Entries from a dataset:
## BEGIN

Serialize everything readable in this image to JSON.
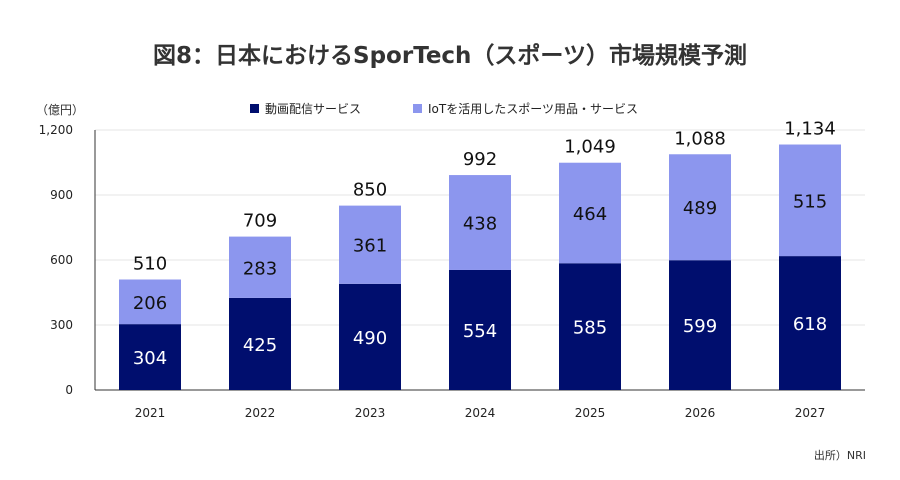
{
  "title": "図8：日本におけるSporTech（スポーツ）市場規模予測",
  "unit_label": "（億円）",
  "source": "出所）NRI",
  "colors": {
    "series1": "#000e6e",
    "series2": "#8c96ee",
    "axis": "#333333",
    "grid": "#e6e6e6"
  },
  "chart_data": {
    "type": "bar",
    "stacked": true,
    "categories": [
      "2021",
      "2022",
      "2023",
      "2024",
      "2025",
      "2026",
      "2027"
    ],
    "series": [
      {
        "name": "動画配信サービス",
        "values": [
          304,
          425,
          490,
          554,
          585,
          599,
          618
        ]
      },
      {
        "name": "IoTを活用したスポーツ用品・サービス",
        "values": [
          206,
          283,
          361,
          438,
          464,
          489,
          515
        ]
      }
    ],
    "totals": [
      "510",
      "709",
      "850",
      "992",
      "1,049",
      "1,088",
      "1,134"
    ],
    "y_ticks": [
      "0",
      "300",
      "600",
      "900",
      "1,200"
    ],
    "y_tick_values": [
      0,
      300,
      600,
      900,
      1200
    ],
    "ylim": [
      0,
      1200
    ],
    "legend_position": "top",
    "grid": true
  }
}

## END
## BEGIN

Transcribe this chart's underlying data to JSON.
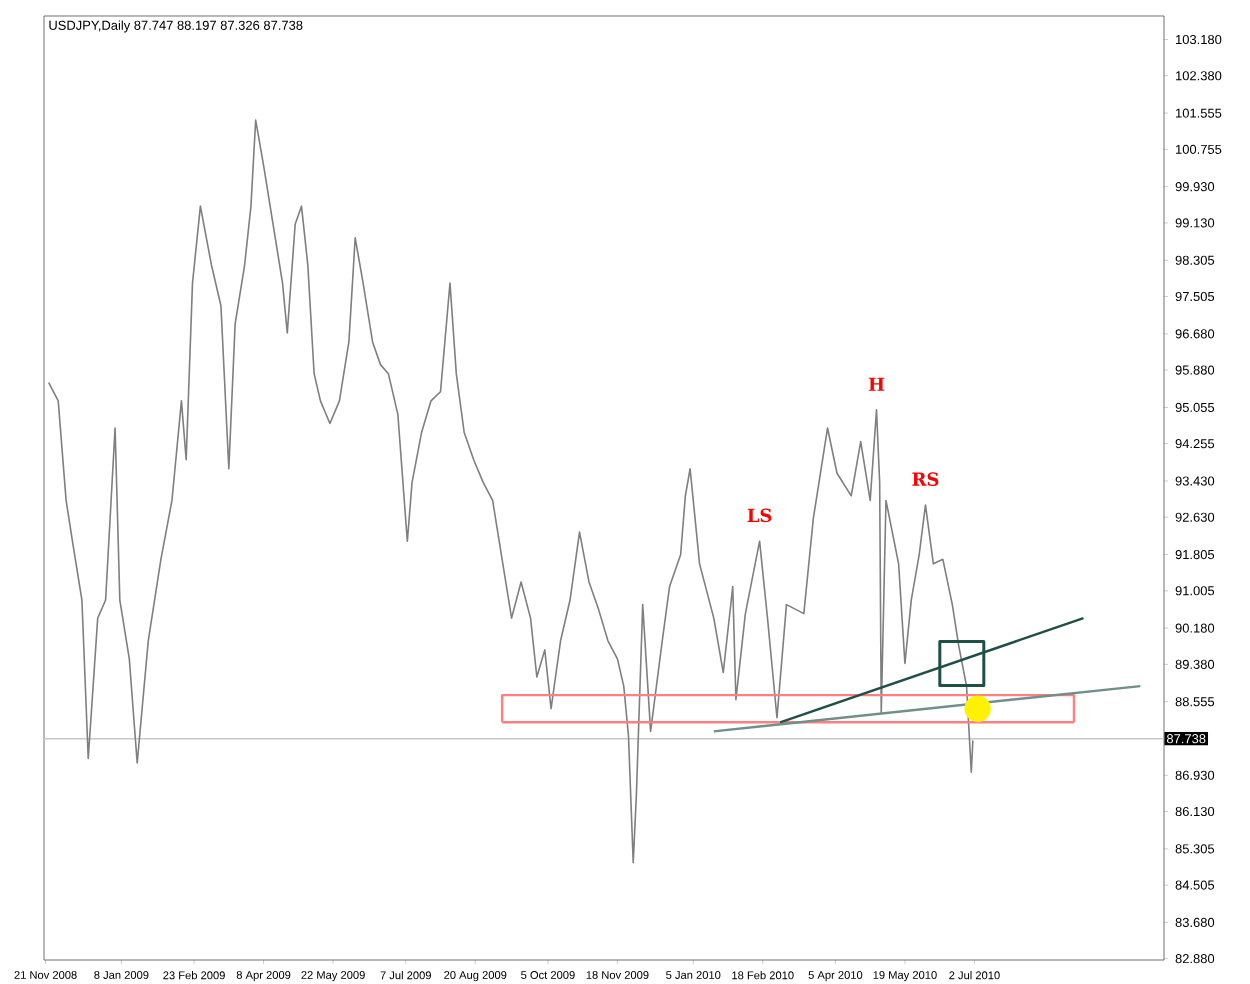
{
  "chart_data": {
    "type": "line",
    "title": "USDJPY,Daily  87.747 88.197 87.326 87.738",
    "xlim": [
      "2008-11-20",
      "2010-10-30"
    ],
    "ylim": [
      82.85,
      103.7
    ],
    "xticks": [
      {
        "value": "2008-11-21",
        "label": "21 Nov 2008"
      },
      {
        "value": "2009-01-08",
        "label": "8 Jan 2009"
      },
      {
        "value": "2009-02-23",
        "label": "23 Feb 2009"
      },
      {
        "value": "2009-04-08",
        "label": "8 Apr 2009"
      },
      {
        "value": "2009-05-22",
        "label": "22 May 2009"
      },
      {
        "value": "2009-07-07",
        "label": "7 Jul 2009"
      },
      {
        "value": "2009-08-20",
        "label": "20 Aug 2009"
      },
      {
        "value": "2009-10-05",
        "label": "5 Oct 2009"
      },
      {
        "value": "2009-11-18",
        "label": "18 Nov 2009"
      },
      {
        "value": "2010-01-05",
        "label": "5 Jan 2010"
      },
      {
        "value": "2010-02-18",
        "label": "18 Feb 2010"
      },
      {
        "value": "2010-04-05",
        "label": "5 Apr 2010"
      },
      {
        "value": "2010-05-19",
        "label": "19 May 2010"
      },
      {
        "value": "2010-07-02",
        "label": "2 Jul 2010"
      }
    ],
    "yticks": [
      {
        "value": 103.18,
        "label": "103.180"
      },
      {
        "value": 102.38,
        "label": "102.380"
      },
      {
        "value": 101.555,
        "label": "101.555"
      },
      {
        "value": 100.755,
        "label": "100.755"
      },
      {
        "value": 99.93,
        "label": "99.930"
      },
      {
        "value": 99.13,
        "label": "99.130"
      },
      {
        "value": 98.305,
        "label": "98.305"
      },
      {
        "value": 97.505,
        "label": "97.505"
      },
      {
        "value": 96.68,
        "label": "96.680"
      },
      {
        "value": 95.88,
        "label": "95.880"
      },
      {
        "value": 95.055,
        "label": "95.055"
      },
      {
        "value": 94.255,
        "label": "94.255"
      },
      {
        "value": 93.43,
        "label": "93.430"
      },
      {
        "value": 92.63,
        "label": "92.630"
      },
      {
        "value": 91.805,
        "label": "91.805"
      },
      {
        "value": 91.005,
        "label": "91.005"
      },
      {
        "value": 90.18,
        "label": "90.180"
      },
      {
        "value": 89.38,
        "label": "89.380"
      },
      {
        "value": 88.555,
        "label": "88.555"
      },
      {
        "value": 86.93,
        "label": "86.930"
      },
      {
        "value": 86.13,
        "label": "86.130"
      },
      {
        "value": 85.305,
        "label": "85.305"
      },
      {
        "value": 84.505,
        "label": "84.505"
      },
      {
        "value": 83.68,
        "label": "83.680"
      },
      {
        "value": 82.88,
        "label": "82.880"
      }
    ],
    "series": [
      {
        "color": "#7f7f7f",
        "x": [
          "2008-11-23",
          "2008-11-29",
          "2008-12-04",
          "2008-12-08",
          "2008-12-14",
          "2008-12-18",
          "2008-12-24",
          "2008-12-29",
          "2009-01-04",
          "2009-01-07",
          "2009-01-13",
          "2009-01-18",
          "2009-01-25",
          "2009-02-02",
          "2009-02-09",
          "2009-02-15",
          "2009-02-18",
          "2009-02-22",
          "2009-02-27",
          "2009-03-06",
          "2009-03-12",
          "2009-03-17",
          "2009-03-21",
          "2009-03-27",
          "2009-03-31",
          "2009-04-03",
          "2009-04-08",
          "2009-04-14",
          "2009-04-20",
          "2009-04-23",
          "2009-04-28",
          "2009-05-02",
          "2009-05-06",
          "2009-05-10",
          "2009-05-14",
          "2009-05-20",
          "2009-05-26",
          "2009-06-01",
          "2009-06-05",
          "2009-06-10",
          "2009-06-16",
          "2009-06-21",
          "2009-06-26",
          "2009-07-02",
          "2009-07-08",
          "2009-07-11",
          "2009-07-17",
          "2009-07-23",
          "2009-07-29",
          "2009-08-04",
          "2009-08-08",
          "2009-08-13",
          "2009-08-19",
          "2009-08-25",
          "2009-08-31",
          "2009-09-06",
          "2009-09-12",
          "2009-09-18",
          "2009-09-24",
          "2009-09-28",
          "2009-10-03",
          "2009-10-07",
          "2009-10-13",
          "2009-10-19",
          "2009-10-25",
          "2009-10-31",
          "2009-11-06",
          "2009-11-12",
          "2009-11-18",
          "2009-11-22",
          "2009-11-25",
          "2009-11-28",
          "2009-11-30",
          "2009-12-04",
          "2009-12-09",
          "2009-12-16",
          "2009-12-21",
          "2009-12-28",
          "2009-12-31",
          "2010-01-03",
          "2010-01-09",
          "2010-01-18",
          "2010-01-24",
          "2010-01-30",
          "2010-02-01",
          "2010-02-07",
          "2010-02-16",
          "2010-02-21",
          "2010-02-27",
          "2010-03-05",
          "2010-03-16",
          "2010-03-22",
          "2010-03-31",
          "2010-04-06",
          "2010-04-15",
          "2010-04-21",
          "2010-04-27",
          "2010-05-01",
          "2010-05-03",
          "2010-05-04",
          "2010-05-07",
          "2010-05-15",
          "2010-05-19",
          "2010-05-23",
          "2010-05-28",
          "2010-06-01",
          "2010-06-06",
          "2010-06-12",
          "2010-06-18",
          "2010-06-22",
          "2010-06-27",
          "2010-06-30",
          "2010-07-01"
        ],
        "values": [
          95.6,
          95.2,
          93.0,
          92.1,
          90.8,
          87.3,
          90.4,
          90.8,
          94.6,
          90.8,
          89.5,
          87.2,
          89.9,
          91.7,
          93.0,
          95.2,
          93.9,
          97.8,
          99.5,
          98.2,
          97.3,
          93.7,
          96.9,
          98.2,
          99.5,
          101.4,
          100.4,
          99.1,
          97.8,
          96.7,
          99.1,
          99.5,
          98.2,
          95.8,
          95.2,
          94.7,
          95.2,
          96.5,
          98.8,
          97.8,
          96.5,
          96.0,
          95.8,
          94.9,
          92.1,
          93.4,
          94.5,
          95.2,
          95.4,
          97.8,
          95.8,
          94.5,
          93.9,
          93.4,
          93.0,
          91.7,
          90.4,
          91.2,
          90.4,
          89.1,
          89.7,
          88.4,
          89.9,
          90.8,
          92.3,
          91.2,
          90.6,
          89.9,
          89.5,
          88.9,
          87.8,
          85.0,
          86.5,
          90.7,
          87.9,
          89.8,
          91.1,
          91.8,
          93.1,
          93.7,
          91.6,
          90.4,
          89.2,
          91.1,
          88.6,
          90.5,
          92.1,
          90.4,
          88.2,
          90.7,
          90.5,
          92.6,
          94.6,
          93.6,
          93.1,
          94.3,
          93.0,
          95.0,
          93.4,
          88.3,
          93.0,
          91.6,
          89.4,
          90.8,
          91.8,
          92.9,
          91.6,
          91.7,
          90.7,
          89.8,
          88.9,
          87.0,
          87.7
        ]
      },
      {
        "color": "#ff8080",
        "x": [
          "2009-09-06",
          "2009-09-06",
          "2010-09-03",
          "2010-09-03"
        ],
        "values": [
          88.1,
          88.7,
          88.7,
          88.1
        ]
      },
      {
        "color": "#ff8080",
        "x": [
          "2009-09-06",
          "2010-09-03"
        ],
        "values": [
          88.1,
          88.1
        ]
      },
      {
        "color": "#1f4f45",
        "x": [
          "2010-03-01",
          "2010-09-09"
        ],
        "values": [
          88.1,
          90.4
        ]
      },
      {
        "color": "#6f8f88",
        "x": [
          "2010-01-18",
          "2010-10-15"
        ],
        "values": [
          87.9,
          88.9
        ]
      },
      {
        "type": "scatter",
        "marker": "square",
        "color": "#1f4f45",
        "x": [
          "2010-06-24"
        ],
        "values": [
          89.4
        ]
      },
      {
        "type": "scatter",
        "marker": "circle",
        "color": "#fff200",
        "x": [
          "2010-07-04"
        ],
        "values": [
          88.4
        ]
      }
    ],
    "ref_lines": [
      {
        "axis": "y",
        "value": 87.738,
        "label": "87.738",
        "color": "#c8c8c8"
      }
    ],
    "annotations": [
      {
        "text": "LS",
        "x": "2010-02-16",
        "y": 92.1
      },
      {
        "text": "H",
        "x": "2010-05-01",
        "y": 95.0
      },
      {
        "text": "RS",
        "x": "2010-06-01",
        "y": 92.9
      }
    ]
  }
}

## END

__TASK INSTRUCTIONS__: Look through the entries above; copy every line holding the string "this".

__TASK RESPONSE__:
Serialize everything readable in this image to JSON.
Transcribe this chart's underlying data to JSON.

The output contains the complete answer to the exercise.